Problem to solve
All records should be reproduced verbatim.

[Data entries]
-.-.-

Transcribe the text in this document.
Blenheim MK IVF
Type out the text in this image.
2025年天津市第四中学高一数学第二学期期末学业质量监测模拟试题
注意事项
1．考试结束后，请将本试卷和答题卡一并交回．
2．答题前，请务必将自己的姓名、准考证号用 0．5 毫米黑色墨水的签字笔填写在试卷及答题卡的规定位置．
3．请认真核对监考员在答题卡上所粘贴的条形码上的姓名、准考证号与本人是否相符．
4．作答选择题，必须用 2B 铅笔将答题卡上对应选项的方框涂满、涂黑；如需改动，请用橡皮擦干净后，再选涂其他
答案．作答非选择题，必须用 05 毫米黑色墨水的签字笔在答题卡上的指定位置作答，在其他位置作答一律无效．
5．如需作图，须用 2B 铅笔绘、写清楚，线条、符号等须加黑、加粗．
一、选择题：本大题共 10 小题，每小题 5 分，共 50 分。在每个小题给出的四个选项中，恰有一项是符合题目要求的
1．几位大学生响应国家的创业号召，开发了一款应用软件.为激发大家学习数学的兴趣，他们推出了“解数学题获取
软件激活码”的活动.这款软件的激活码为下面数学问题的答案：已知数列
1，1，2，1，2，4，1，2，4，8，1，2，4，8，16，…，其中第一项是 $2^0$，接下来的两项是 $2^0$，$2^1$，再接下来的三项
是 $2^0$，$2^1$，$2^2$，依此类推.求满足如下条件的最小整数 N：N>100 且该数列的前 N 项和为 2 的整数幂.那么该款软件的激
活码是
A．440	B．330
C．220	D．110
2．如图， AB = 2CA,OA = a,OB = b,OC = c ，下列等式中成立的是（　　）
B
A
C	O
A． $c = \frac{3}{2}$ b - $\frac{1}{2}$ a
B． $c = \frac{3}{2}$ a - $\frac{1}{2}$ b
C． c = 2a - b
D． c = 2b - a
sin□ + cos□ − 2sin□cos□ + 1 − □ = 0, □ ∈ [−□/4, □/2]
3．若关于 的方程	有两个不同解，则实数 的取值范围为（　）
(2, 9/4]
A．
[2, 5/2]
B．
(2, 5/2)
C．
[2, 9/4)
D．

-.-.-

Result below
Transcribe the text in this document.
Blenheim MK IVF
Type out the text in this image.
2025年天津市第四中学高一数学第二学期期末学业质量监测模拟试题
注意事项
1．考试结束后，请将本试卷和答题卡一并交回．
2．答题前，请务必将自己的姓名、准考证号用 0．5 毫米黑色墨水的签字笔填写在试卷及答题卡的规定位置．
3．请认真核对监考员在答题卡上所粘贴的条形码上的姓名、准考证号与本人是否相符．
4．作答选择题，必须用 2B 铅笔将答题卡上对应选项的方框涂满、涂黑；如需改动，请用橡皮擦干净后，再选涂其他
答案．作答非选择题，必须用 05 毫米黑色墨水的签字笔在答题卡上的指定位置作答，在其他位置作答一律无效．
5．如需作图，须用 2B 铅笔绘、写清楚，线条、符号等须加黑、加粗．
一、选择题：本大题共 10 小题，每小题 5 分，共 50 分。在每个小题给出的四个选项中，恰有一项是符合题目要求的
1．几位大学生响应国家的创业号召，开发了一款应用软件.为激发大家学习数学的兴趣，他们推出了“解数学题获取
软件激活码”的活动.这款软件的激活码为下面数学问题的答案：已知数列
1，1，2，1，2，4，1，2，4，8，1，2，4，8，16，…，其中第一项是 $2^0$，接下来的两项是 $2^0$，$2^1$，再接下来的三项
是 $2^0$，$2^1$，$2^2$，依此类推.求满足如下条件的最小整数 N：N>100 且该数列的前 N 项和为 2 的整数幂.那么该款软件的激
活码是
A．440	B．330
C．220	D．110
2．如图， AB = 2CA,OA = a,OB = b,OC = c ，下列等式中成立的是（　　）
B
A
C	O
A． $c = \frac{3}{2}$ b - $\frac{1}{2}$ a
B． $c = \frac{3}{2}$ a - $\frac{1}{2}$ b
C． c = 2a - b
D． c = 2b - a
sin□ + cos□ − 2sin□cos□ + 1 − □ = 0, □ ∈ [−□/4, □/2]
3．若关于 的方程	有两个不同解，则实数 的取值范围为（　）
(2, 9/4]
A．
[2, 5/2]
B．
(2, 5/2)
C．
[2, 9/4)
D．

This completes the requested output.